╭─ Entries

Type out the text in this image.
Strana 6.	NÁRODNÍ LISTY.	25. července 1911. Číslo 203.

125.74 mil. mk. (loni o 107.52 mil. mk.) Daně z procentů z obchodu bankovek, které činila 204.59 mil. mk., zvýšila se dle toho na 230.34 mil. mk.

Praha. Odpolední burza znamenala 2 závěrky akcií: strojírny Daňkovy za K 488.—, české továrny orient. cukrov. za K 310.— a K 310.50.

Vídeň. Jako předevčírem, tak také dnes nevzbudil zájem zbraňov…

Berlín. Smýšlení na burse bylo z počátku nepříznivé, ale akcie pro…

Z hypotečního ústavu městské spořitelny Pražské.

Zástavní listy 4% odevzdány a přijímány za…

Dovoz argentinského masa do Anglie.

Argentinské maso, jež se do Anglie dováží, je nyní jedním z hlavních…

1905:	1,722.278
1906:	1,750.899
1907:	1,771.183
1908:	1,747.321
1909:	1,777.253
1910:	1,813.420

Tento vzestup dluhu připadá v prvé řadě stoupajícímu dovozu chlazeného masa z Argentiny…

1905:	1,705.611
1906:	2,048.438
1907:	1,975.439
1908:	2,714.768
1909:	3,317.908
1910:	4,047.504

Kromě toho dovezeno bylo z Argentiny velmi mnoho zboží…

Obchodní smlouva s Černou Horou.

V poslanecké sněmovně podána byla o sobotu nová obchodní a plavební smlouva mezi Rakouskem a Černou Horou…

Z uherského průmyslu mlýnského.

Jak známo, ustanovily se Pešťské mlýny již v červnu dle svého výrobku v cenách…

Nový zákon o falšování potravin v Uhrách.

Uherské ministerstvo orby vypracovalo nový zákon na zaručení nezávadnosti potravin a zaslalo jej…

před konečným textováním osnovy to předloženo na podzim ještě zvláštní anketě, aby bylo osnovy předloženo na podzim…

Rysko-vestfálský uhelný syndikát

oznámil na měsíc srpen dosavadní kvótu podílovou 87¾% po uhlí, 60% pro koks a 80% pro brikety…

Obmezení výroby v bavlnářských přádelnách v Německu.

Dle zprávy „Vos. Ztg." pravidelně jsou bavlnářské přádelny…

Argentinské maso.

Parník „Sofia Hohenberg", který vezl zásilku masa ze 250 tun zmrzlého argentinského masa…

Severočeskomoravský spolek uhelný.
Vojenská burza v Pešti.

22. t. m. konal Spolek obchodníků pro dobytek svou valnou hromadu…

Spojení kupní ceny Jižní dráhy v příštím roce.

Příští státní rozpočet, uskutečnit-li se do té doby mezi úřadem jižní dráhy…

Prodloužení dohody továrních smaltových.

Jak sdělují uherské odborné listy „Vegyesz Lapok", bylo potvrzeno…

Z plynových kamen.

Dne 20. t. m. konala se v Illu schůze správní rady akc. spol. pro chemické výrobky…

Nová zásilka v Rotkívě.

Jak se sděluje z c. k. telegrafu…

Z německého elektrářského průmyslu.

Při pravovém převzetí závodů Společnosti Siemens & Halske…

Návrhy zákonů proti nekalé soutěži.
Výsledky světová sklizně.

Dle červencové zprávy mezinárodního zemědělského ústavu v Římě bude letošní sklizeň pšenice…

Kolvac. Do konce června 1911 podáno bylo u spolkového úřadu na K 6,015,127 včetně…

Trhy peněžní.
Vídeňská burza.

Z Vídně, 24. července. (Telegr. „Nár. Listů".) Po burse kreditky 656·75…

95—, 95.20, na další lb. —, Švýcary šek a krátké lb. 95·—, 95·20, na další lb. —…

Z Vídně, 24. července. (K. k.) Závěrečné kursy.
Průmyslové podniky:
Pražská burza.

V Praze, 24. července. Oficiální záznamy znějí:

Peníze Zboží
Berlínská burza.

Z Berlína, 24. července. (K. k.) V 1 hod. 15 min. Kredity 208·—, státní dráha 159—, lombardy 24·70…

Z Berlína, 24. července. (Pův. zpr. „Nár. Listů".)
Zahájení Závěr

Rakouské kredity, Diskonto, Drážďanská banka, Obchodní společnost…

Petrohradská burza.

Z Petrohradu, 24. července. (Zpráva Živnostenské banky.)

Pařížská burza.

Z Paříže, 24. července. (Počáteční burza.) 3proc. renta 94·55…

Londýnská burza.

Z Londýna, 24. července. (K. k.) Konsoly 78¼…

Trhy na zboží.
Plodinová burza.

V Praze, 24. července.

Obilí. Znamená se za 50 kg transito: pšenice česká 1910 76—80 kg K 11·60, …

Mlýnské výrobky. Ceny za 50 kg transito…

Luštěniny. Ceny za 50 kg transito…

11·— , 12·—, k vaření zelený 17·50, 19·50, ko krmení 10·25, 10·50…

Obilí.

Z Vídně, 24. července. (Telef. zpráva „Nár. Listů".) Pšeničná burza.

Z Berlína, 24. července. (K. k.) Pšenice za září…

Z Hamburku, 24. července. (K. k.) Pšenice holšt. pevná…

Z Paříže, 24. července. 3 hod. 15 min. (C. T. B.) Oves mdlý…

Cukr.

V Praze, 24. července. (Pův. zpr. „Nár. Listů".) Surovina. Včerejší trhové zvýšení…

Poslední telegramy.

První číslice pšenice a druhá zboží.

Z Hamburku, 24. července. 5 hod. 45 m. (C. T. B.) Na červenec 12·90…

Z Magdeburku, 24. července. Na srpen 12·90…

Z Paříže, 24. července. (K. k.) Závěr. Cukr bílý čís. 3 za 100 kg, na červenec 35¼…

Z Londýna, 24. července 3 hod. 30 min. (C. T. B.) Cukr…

╰─

### Your objective
Copy all the records above precisely.

### Result of this exercise
Type out the text in this image.
Strana 6.	NÁRODNÍ LISTY.	25. července 1911. Číslo 203.

125.74 mil. mk. (loni o 107.52 mil. mk.) Daně z procentů z obchodu bankovek, které činila 204.59 mil. mk., zvýšila se dle toho na 230.34 mil. mk.

Praha. Odpolední burza znamenala 2 závěrky akcií: strojírny Daňkovy za K 488.—, české továrny orient. cukrov. za K 310.— a K 310.50.

Vídeň. Jako předevčírem, tak také dnes nevzbudil zájem zbraňov…

Berlín. Smýšlení na burse bylo z počátku nepříznivé, ale akcie pro…

Z hypotečního ústavu městské spořitelny Pražské.

Zástavní listy 4% odevzdány a přijímány za…

Dovoz argentinského masa do Anglie.

Argentinské maso, jež se do Anglie dováží, je nyní jedním z hlavních…

1905:	1,722.278
1906:	1,750.899
1907:	1,771.183
1908:	1,747.321
1909:	1,777.253
1910:	1,813.420

Tento vzestup dluhu připadá v prvé řadě stoupajícímu dovozu chlazeného masa z Argentiny…

1905:	1,705.611
1906:	2,048.438
1907:	1,975.439
1908:	2,714.768
1909:	3,317.908
1910:	4,047.504

Kromě toho dovezeno bylo z Argentiny velmi mnoho zboží…

Obchodní smlouva s Černou Horou.

V poslanecké sněmovně podána byla o sobotu nová obchodní a plavební smlouva mezi Rakouskem a Černou Horou…

Z uherského průmyslu mlýnského.

Jak známo, ustanovily se Pešťské mlýny již v červnu dle svého výrobku v cenách…

Nový zákon o falšování potravin v Uhrách.

Uherské ministerstvo orby vypracovalo nový zákon na zaručení nezávadnosti potravin a zaslalo jej…

před konečným textováním osnovy to předloženo na podzim ještě zvláštní anketě, aby bylo osnovy předloženo na podzim…

Rysko-vestfálský uhelný syndikát

oznámil na měsíc srpen dosavadní kvótu podílovou 87¾% po uhlí, 60% pro koks a 80% pro brikety…

Obmezení výroby v bavlnářských přádelnách v Německu.

Dle zprávy „Vos. Ztg." pravidelně jsou bavlnářské přádelny…

Argentinské maso.

Parník „Sofia Hohenberg", který vezl zásilku masa ze 250 tun zmrzlého argentinského masa…

Severočeskomoravský spolek uhelný.
Vojenská burza v Pešti.

22. t. m. konal Spolek obchodníků pro dobytek svou valnou hromadu…

Spojení kupní ceny Jižní dráhy v příštím roce.

Příští státní rozpočet, uskutečnit-li se do té doby mezi úřadem jižní dráhy…

Prodloužení dohody továrních smaltových.

Jak sdělují uherské odborné listy „Vegyesz Lapok", bylo potvrzeno…

Z plynových kamen.

Dne 20. t. m. konala se v Illu schůze správní rady akc. spol. pro chemické výrobky…

Nová zásilka v Rotkívě.

Jak se sděluje z c. k. telegrafu…

Z německého elektrářského průmyslu.

Při pravovém převzetí závodů Společnosti Siemens & Halske…

Návrhy zákonů proti nekalé soutěži.
Výsledky světová sklizně.

Dle červencové zprávy mezinárodního zemědělského ústavu v Římě bude letošní sklizeň pšenice…

Kolvac. Do konce června 1911 podáno bylo u spolkového úřadu na K 6,015,127 včetně…

Trhy peněžní.
Vídeňská burza.

Z Vídně, 24. července. (Telegr. „Nár. Listů".) Po burse kreditky 656·75…

95—, 95.20, na další lb. —, Švýcary šek a krátké lb. 95·—, 95·20, na další lb. —…

Z Vídně, 24. července. (K. k.) Závěrečné kursy.
Průmyslové podniky:
Pražská burza.

V Praze, 24. července. Oficiální záznamy znějí:

Peníze Zboží
Berlínská burza.

Z Berlína, 24. července. (K. k.) V 1 hod. 15 min. Kredity 208·—, státní dráha 159—, lombardy 24·70…

Z Berlína, 24. července. (Pův. zpr. „Nár. Listů".)
Zahájení Závěr

Rakouské kredity, Diskonto, Drážďanská banka, Obchodní společnost…

Petrohradská burza.

Z Petrohradu, 24. července. (Zpráva Živnostenské banky.)

Pařížská burza.

Z Paříže, 24. července. (Počáteční burza.) 3proc. renta 94·55…

Londýnská burza.

Z Londýna, 24. července. (K. k.) Konsoly 78¼…

Trhy na zboží.
Plodinová burza.

V Praze, 24. července.

Obilí. Znamená se za 50 kg transito: pšenice česká 1910 76—80 kg K 11·60, …

Mlýnské výrobky. Ceny za 50 kg transito…

Luštěniny. Ceny za 50 kg transito…

11·— , 12·—, k vaření zelený 17·50, 19·50, ko krmení 10·25, 10·50…

Obilí.

Z Vídně, 24. července. (Telef. zpráva „Nár. Listů".) Pšeničná burza.

Z Berlína, 24. července. (K. k.) Pšenice za září…

Z Hamburku, 24. července. (K. k.) Pšenice holšt. pevná…

Z Paříže, 24. července. 3 hod. 15 min. (C. T. B.) Oves mdlý…

Cukr.

V Praze, 24. července. (Pův. zpr. „Nár. Listů".) Surovina. Včerejší trhové zvýšení…

Poslední telegramy.

První číslice pšenice a druhá zboží.

Z Hamburku, 24. července. 5 hod. 45 m. (C. T. B.) Na červenec 12·90…

Z Magdeburku, 24. července. Na srpen 12·90…

Z Paříže, 24. července. (K. k.) Závěr. Cukr bílý čís. 3 za 100 kg, na červenec 35¼…

Z Londýna, 24. července 3 hod. 30 min. (C. T. B.) Cukr…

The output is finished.